Tasks to perform:
A: Answer these questions using the devotional on posture in worship:
(i) What does the writer ask readers to consider over the summer?
(ii) What two postures has the writer seen people take while singing "When Christ shall come, with shout of acclimation"?
(iii) From what setting should readers worship while they reflect on their posture over the next couple of months?
B: Write the next part of the devotional on posture in worship, picking up after its final sentence.

Page text:
** start **

Posture in Worship (Grace Notes Issue 2.28)


Cross Posted on Grace Notes

It’s always hard to write the final devotional of the year – there is so much to reflect upon and also so much to look forward to after the summer.

But instead of a sappy reflection or a “Go Get ‘em” pump-you-up speech before our break, I’m going to ask for you to consider something over the summer.  The something is what our bodies say about worship when we sing.

Have you ever noticed on Sundays that there are actually people in the congregation that don’t look excited to be at church?  Have you ever noticed there are people in the choir that don’t look excited to be at church?  What is that all about?  I’ve actually seen people SITTING IN THEIR SEATS or standing WITH THEIR ARMS FOLDED when we sing “When Christ shall come, with shout of acclimation, and take me home, what joy shall fill my heart!”!

So over the next couple of months as you worship in the congregation (and not from on the platform), think about how your posture and body language either reinforce or contradict the words of the songs.  For example, if the words of a song say that you “bow”, why is it you are looking up?  Even if the words call us to “fall on my knees” or “bow down”, even doing something as bowing our heads toward the ground can communicate (to ourselves, to God, and to others) an attitude of submission, repentance, and/or respect.  Or if the song says, “We lift our voices, we lift our hands, we lift our lives up to you” why do our hands stay in our pockets (or crossed in front of us)?  And if you’re not into that whole “lifting the hands” thing, wouldn’t it be better to just not sing the words?

** end **

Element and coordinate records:
** start **

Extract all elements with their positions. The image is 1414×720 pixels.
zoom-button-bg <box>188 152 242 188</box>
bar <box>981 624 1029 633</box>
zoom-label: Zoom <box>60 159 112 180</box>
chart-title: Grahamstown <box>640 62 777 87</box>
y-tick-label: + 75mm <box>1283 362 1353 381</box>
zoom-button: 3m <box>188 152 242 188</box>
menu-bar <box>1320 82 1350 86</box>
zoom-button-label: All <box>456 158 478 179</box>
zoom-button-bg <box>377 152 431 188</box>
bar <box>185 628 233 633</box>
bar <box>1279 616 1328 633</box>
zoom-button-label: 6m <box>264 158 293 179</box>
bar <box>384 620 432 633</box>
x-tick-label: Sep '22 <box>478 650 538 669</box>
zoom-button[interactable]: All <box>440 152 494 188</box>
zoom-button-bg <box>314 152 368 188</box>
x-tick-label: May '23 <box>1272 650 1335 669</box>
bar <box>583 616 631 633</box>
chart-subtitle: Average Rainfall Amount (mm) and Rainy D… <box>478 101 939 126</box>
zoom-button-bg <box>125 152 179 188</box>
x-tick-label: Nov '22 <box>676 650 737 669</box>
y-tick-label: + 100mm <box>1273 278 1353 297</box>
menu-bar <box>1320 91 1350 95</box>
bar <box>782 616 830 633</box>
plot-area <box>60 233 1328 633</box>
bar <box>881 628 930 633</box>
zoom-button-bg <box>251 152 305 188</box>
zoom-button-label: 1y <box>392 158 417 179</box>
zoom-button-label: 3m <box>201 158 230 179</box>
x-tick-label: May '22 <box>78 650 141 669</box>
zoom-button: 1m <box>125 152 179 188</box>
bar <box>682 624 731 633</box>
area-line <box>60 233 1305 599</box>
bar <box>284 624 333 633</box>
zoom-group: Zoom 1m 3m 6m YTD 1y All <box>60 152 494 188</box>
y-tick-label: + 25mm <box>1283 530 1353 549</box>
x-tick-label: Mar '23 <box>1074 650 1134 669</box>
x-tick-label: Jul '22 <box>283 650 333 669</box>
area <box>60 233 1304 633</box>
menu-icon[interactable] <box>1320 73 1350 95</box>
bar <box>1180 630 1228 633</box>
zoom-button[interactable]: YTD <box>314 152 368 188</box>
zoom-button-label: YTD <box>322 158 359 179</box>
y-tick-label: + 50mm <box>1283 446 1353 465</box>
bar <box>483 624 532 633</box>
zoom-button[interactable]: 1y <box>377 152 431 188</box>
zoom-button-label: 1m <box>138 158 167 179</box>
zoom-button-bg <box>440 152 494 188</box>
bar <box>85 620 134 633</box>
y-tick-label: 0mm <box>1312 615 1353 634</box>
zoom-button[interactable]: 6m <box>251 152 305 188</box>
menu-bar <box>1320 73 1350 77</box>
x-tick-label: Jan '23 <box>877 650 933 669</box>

** end **

Answers provided:
A:
(i) What our bodies say about worship when we sing.
(ii) Sitting in their seats, or standing with their arms folded.
(iii) From within the congregation, not from on the platform.

B:
Here’s the point – if we are singing for an audience of One – God – then to say one thing with our lips and another with our bodies makes us to be hypocrites (at best) or liars (at worst).  If we can’t do something as simple as lift a hand (when our lips say we are going to do it) or bow a head (when our lips say we are going to do it), how can we expect God (or anyone for that matter) to believe us when our lips say we “surrender all to Jesus” or “lay it all down”?  It is in the little things that integrity and character are proven, and to him who is responsible with little much is given.  Sometimes people express that they don’t feel God is present when singing takes place.  Perhaps that’s because our lips and our actions don’t agree.  Perhaps it’s because what God sees is a bunch of hypocrites who don’t do what they say they will do.

And that just ain’t a good situation to be in.  Challenge and encourage each other to be making sure your verbal and non-verbal communication agree (what’s the statistic? 75% of all communication is non-verbal?  If that’s true, God gets quite a message from some people…)

The greatest joy I have on Sunday mornings when I lead worship is seeing people’s faces reflect the words they are singing as they communicate with God.  And I have to believe that God feels the same way.  And there are plenty here who do that – look for them next week, and see the difference in worship.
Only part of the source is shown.